DIRECTION - Copy each line exactly.

[Data entries]
# # # #

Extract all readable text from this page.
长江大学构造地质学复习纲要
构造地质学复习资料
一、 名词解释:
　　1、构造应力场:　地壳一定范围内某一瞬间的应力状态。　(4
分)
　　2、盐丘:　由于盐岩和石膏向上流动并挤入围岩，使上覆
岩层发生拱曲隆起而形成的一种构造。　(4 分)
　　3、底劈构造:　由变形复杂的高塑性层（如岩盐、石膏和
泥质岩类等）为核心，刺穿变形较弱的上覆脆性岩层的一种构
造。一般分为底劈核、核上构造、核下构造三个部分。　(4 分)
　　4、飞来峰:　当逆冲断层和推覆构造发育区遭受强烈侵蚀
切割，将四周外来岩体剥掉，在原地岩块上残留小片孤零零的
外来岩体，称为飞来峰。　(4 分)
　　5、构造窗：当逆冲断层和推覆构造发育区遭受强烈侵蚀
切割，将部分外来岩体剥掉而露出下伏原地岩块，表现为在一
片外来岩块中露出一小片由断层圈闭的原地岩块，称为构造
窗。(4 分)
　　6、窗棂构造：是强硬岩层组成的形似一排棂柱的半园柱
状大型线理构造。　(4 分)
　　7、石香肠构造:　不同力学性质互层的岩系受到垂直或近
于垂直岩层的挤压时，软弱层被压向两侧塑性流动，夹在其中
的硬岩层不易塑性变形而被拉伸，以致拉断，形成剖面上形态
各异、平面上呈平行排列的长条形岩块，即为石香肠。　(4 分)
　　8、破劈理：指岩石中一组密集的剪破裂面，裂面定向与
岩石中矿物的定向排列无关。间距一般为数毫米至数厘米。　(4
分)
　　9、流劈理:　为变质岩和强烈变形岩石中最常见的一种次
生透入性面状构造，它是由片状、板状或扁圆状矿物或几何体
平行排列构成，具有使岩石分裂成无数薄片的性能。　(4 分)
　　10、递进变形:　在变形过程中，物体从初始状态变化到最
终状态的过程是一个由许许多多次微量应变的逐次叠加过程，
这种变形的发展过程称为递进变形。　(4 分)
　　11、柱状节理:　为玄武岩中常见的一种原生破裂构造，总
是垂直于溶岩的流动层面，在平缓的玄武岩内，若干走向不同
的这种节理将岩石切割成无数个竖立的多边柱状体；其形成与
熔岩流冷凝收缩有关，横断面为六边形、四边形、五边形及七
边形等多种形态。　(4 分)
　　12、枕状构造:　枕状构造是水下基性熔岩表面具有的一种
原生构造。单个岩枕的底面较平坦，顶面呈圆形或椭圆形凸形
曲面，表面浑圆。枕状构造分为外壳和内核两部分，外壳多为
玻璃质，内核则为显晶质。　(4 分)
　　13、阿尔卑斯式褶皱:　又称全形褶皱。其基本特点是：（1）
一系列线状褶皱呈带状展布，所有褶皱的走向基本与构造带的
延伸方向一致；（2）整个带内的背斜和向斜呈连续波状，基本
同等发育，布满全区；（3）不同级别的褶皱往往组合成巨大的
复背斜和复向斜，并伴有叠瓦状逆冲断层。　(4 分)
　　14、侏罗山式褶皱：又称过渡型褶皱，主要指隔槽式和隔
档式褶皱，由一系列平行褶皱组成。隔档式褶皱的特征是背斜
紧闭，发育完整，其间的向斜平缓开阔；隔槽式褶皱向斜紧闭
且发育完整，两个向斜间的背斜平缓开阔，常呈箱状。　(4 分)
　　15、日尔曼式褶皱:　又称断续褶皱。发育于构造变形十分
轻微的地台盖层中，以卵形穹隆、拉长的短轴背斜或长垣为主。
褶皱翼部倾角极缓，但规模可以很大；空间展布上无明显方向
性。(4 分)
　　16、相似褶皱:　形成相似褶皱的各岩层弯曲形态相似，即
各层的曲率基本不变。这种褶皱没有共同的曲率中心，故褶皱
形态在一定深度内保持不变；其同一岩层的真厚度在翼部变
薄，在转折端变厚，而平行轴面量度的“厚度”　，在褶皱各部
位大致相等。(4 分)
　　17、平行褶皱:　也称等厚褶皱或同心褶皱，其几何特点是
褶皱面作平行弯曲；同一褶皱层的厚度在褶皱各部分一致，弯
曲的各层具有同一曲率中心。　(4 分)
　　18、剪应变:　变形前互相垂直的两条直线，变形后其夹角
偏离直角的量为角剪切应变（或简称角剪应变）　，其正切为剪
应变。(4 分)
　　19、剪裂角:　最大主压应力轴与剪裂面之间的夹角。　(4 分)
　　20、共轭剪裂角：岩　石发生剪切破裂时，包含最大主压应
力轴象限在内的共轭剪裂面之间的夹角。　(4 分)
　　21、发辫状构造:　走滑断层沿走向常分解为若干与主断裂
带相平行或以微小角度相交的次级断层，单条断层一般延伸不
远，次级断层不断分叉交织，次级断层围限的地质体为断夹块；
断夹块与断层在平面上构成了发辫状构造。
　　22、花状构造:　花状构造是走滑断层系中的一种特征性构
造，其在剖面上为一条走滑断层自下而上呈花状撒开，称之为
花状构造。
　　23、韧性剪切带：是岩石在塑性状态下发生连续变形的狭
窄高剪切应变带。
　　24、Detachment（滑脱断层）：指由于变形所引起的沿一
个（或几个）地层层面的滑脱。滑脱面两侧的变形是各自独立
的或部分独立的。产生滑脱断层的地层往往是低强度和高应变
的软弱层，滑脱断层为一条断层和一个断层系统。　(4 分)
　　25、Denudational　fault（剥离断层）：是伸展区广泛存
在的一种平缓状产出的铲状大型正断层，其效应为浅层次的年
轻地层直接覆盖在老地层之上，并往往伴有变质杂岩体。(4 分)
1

# # # #

COMPLETE RESPONSE -
Extract all readable text from this page.
长江大学构造地质学复习纲要
构造地质学复习资料
一、 名词解释:
　　1、构造应力场:　地壳一定范围内某一瞬间的应力状态。　(4
分)
　　2、盐丘:　由于盐岩和石膏向上流动并挤入围岩，使上覆
岩层发生拱曲隆起而形成的一种构造。　(4 分)
　　3、底劈构造:　由变形复杂的高塑性层（如岩盐、石膏和
泥质岩类等）为核心，刺穿变形较弱的上覆脆性岩层的一种构
造。一般分为底劈核、核上构造、核下构造三个部分。　(4 分)
　　4、飞来峰:　当逆冲断层和推覆构造发育区遭受强烈侵蚀
切割，将四周外来岩体剥掉，在原地岩块上残留小片孤零零的
外来岩体，称为飞来峰。　(4 分)
　　5、构造窗：当逆冲断层和推覆构造发育区遭受强烈侵蚀
切割，将部分外来岩体剥掉而露出下伏原地岩块，表现为在一
片外来岩块中露出一小片由断层圈闭的原地岩块，称为构造
窗。(4 分)
　　6、窗棂构造：是强硬岩层组成的形似一排棂柱的半园柱
状大型线理构造。　(4 分)
　　7、石香肠构造:　不同力学性质互层的岩系受到垂直或近
于垂直岩层的挤压时，软弱层被压向两侧塑性流动，夹在其中
的硬岩层不易塑性变形而被拉伸，以致拉断，形成剖面上形态
各异、平面上呈平行排列的长条形岩块，即为石香肠。　(4 分)
　　8、破劈理：指岩石中一组密集的剪破裂面，裂面定向与
岩石中矿物的定向排列无关。间距一般为数毫米至数厘米。　(4
分)
　　9、流劈理:　为变质岩和强烈变形岩石中最常见的一种次
生透入性面状构造，它是由片状、板状或扁圆状矿物或几何体
平行排列构成，具有使岩石分裂成无数薄片的性能。　(4 分)
　　10、递进变形:　在变形过程中，物体从初始状态变化到最
终状态的过程是一个由许许多多次微量应变的逐次叠加过程，
这种变形的发展过程称为递进变形。　(4 分)
　　11、柱状节理:　为玄武岩中常见的一种原生破裂构造，总
是垂直于溶岩的流动层面，在平缓的玄武岩内，若干走向不同
的这种节理将岩石切割成无数个竖立的多边柱状体；其形成与
熔岩流冷凝收缩有关，横断面为六边形、四边形、五边形及七
边形等多种形态。　(4 分)
　　12、枕状构造:　枕状构造是水下基性熔岩表面具有的一种
原生构造。单个岩枕的底面较平坦，顶面呈圆形或椭圆形凸形
曲面，表面浑圆。枕状构造分为外壳和内核两部分，外壳多为
玻璃质，内核则为显晶质。　(4 分)
　　13、阿尔卑斯式褶皱:　又称全形褶皱。其基本特点是：（1）
一系列线状褶皱呈带状展布，所有褶皱的走向基本与构造带的
延伸方向一致；（2）整个带内的背斜和向斜呈连续波状，基本
同等发育，布满全区；（3）不同级别的褶皱往往组合成巨大的
复背斜和复向斜，并伴有叠瓦状逆冲断层。　(4 分)
　　14、侏罗山式褶皱：又称过渡型褶皱，主要指隔槽式和隔
档式褶皱，由一系列平行褶皱组成。隔档式褶皱的特征是背斜
紧闭，发育完整，其间的向斜平缓开阔；隔槽式褶皱向斜紧闭
且发育完整，两个向斜间的背斜平缓开阔，常呈箱状。　(4 分)
　　15、日尔曼式褶皱:　又称断续褶皱。发育于构造变形十分
轻微的地台盖层中，以卵形穹隆、拉长的短轴背斜或长垣为主。
褶皱翼部倾角极缓，但规模可以很大；空间展布上无明显方向
性。(4 分)
　　16、相似褶皱:　形成相似褶皱的各岩层弯曲形态相似，即
各层的曲率基本不变。这种褶皱没有共同的曲率中心，故褶皱
形态在一定深度内保持不变；其同一岩层的真厚度在翼部变
薄，在转折端变厚，而平行轴面量度的“厚度”　，在褶皱各部
位大致相等。(4 分)
　　17、平行褶皱:　也称等厚褶皱或同心褶皱，其几何特点是
褶皱面作平行弯曲；同一褶皱层的厚度在褶皱各部分一致，弯
曲的各层具有同一曲率中心。　(4 分)
　　18、剪应变:　变形前互相垂直的两条直线，变形后其夹角
偏离直角的量为角剪切应变（或简称角剪应变）　，其正切为剪
应变。(4 分)
　　19、剪裂角:　最大主压应力轴与剪裂面之间的夹角。　(4 分)
　　20、共轭剪裂角：岩　石发生剪切破裂时，包含最大主压应
力轴象限在内的共轭剪裂面之间的夹角。　(4 分)
　　21、发辫状构造:　走滑断层沿走向常分解为若干与主断裂
带相平行或以微小角度相交的次级断层，单条断层一般延伸不
远，次级断层不断分叉交织，次级断层围限的地质体为断夹块；
断夹块与断层在平面上构成了发辫状构造。
　　22、花状构造:　花状构造是走滑断层系中的一种特征性构
造，其在剖面上为一条走滑断层自下而上呈花状撒开，称之为
花状构造。
　　23、韧性剪切带：是岩石在塑性状态下发生连续变形的狭
窄高剪切应变带。
　　24、Detachment（滑脱断层）：指由于变形所引起的沿一
个（或几个）地层层面的滑脱。滑脱面两侧的变形是各自独立
的或部分独立的。产生滑脱断层的地层往往是低强度和高应变
的软弱层，滑脱断层为一条断层和一个断层系统。　(4 分)
　　25、Denudational　fault（剥离断层）：是伸展区广泛存
在的一种平缓状产出的铲状大型正断层，其效应为浅层次的年
轻地层直接覆盖在老地层之上，并往往伴有变质杂岩体。(4 分)
1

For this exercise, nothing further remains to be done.